TASK STATEMENT: For the entries that follow, tally the lines holding the string "name". Give the total and nothing else.

RECORDS PROVIDED:
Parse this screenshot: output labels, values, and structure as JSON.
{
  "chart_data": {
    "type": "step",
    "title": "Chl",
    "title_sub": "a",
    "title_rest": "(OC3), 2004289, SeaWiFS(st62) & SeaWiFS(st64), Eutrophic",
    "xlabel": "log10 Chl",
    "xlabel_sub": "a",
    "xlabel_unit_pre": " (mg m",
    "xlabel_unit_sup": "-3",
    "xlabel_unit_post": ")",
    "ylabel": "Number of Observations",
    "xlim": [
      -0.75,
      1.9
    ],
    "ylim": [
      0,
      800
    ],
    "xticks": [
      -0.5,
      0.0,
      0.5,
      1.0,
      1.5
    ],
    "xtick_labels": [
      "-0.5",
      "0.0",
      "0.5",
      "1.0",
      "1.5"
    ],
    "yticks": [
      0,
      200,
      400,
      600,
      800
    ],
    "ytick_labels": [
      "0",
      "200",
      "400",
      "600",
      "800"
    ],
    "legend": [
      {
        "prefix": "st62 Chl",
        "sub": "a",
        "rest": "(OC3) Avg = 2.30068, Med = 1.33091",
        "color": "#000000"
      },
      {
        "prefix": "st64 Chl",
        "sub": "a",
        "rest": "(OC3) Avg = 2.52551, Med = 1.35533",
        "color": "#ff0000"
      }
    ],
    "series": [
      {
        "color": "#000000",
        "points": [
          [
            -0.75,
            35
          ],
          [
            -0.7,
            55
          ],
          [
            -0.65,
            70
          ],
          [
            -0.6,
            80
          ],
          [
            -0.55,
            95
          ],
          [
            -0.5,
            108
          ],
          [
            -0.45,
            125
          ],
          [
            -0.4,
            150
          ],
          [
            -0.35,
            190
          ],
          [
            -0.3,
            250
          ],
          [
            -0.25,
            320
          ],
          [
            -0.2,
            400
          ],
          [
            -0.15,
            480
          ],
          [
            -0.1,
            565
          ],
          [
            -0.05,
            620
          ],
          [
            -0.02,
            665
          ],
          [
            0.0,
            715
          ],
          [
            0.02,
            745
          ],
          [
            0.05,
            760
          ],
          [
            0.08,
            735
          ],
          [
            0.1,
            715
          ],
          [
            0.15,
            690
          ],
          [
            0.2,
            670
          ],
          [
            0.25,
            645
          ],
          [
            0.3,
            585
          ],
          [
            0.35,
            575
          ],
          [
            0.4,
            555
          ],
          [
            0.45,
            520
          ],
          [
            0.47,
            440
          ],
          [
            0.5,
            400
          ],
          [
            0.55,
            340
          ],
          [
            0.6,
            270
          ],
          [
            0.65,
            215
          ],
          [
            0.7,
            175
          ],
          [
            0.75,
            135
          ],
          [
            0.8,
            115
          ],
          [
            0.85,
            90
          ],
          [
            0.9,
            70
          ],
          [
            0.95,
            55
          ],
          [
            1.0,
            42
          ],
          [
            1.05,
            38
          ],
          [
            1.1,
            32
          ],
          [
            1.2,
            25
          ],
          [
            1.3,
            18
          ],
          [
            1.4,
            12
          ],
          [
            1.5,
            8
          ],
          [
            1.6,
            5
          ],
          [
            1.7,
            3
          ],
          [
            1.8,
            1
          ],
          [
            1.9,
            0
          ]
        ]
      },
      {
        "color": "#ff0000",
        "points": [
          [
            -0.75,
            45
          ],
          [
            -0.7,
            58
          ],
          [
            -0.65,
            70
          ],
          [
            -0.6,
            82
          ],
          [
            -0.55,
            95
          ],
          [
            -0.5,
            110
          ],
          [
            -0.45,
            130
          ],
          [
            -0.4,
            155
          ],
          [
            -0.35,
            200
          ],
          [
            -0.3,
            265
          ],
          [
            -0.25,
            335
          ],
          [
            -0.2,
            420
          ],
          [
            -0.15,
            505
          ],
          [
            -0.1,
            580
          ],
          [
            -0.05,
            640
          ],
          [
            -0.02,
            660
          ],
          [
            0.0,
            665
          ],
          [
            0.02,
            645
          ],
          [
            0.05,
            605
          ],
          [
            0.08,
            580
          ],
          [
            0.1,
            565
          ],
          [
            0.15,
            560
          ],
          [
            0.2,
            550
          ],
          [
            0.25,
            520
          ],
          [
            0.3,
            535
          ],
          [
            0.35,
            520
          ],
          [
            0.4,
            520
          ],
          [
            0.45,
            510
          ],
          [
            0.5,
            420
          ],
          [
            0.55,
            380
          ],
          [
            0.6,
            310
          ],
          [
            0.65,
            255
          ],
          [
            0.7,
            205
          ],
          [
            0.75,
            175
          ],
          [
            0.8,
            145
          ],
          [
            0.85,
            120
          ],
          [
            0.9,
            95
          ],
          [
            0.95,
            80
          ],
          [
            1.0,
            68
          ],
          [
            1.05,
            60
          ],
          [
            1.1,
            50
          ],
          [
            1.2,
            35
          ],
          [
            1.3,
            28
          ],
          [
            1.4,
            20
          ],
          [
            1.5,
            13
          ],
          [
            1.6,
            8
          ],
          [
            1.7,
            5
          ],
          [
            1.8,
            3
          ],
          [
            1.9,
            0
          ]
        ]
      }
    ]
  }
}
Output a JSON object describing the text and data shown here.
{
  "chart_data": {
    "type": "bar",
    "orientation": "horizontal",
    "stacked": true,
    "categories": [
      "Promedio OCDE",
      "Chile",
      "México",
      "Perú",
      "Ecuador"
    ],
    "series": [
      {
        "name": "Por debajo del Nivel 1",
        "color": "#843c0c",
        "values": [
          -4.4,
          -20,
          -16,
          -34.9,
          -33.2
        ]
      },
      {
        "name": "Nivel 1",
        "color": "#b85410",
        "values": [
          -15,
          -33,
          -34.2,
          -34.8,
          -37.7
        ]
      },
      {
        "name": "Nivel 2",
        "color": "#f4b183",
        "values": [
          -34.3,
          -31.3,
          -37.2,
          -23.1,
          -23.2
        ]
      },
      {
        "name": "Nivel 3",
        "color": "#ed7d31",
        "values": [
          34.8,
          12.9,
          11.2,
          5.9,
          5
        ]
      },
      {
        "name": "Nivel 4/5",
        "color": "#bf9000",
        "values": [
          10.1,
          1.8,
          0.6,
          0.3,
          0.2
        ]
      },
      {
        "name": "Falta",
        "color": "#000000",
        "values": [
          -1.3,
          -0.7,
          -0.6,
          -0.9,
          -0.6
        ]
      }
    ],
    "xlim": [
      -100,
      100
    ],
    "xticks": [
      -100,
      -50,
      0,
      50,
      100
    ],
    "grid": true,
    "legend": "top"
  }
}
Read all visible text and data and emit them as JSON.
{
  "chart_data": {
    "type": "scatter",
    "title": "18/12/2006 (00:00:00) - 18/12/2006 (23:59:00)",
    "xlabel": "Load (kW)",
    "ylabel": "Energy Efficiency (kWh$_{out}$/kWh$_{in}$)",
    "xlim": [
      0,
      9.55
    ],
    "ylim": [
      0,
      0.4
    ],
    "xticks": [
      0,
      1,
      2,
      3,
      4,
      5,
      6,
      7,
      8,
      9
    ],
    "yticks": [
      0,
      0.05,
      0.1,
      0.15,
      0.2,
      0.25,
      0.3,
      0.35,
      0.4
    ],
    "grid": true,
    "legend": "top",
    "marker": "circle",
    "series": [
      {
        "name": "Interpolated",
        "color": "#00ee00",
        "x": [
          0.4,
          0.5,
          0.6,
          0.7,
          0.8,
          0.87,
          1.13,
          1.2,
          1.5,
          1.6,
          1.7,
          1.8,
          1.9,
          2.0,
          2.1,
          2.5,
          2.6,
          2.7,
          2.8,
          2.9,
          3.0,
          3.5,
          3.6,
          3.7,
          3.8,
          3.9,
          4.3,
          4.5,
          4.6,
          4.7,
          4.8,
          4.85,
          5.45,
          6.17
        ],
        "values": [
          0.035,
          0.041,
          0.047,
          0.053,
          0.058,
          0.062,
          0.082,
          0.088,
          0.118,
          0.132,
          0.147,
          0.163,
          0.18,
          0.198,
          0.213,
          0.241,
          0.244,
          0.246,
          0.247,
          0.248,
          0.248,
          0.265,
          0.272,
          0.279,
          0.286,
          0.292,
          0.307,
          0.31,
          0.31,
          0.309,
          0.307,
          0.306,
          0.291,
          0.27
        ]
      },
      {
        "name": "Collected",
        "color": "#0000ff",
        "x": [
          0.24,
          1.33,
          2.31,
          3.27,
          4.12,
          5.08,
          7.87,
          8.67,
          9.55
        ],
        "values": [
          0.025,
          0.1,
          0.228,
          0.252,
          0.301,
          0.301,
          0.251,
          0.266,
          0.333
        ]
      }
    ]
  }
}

EXERCISE RESULT: 8